● **Task brief**
Could you transcribe the material below exactly, without leaving out a single line?

-- BEGIN Rows --

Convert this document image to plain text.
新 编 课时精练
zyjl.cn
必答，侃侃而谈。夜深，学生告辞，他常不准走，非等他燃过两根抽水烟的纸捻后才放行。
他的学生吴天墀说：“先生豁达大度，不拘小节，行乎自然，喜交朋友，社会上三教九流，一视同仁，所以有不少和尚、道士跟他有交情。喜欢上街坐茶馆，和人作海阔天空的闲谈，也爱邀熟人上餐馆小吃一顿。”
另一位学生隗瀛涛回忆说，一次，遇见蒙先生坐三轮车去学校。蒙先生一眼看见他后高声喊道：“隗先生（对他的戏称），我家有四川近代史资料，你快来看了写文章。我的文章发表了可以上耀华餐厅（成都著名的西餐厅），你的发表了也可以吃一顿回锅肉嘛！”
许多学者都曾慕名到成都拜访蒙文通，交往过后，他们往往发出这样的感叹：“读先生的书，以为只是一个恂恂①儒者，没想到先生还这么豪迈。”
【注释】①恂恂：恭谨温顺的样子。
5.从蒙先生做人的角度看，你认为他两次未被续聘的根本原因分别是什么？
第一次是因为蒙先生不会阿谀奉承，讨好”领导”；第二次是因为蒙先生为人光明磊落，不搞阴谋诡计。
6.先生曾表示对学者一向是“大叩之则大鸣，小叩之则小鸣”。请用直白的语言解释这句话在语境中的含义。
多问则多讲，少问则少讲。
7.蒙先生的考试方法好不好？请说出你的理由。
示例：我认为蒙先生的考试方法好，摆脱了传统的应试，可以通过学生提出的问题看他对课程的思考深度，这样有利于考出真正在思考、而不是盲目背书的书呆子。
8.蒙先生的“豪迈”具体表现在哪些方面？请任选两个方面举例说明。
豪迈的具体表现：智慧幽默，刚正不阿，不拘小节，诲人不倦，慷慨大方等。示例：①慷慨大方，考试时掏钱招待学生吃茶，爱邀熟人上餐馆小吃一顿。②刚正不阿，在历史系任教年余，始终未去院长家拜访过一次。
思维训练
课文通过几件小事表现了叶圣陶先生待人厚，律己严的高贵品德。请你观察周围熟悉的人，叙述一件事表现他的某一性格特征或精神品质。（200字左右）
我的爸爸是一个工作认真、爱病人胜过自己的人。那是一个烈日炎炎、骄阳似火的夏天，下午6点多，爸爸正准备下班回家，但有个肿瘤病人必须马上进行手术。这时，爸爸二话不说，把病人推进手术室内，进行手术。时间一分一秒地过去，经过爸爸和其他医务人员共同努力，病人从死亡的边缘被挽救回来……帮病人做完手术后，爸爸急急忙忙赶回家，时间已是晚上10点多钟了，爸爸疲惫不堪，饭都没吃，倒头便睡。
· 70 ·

-- END Rows --

● **Written response**
Convert this document image to plain text.
新 编 课时精练
zyjl.cn
必答，侃侃而谈。夜深，学生告辞，他常不准走，非等他燃过两根抽水烟的纸捻后才放行。
他的学生吴天墀说：“先生豁达大度，不拘小节，行乎自然，喜交朋友，社会上三教九流，一视同仁，所以有不少和尚、道士跟他有交情。喜欢上街坐茶馆，和人作海阔天空的闲谈，也爱邀熟人上餐馆小吃一顿。”
另一位学生隗瀛涛回忆说，一次，遇见蒙先生坐三轮车去学校。蒙先生一眼看见他后高声喊道：“隗先生（对他的戏称），我家有四川近代史资料，你快来看了写文章。我的文章发表了可以上耀华餐厅（成都著名的西餐厅），你的发表了也可以吃一顿回锅肉嘛！”
许多学者都曾慕名到成都拜访蒙文通，交往过后，他们往往发出这样的感叹：“读先生的书，以为只是一个恂恂①儒者，没想到先生还这么豪迈。”
【注释】①恂恂：恭谨温顺的样子。
5.从蒙先生做人的角度看，你认为他两次未被续聘的根本原因分别是什么？
第一次是因为蒙先生不会阿谀奉承，讨好”领导”；第二次是因为蒙先生为人光明磊落，不搞阴谋诡计。
6.先生曾表示对学者一向是“大叩之则大鸣，小叩之则小鸣”。请用直白的语言解释这句话在语境中的含义。
多问则多讲，少问则少讲。
7.蒙先生的考试方法好不好？请说出你的理由。
示例：我认为蒙先生的考试方法好，摆脱了传统的应试，可以通过学生提出的问题看他对课程的思考深度，这样有利于考出真正在思考、而不是盲目背书的书呆子。
8.蒙先生的“豪迈”具体表现在哪些方面？请任选两个方面举例说明。
豪迈的具体表现：智慧幽默，刚正不阿，不拘小节，诲人不倦，慷慨大方等。示例：①慷慨大方，考试时掏钱招待学生吃茶，爱邀熟人上餐馆小吃一顿。②刚正不阿，在历史系任教年余，始终未去院长家拜访过一次。
思维训练
课文通过几件小事表现了叶圣陶先生待人厚，律己严的高贵品德。请你观察周围熟悉的人，叙述一件事表现他的某一性格特征或精神品质。（200字左右）
我的爸爸是一个工作认真、爱病人胜过自己的人。那是一个烈日炎炎、骄阳似火的夏天，下午6点多，爸爸正准备下班回家，但有个肿瘤病人必须马上进行手术。这时，爸爸二话不说，把病人推进手术室内，进行手术。时间一分一秒地过去，经过爸爸和其他医务人员共同努力，病人从死亡的边缘被挽救回来……帮病人做完手术后，爸爸急急忙忙赶回家，时间已是晚上10点多钟了，爸爸疲惫不堪，饭都没吃，倒头便睡。
· 70 ·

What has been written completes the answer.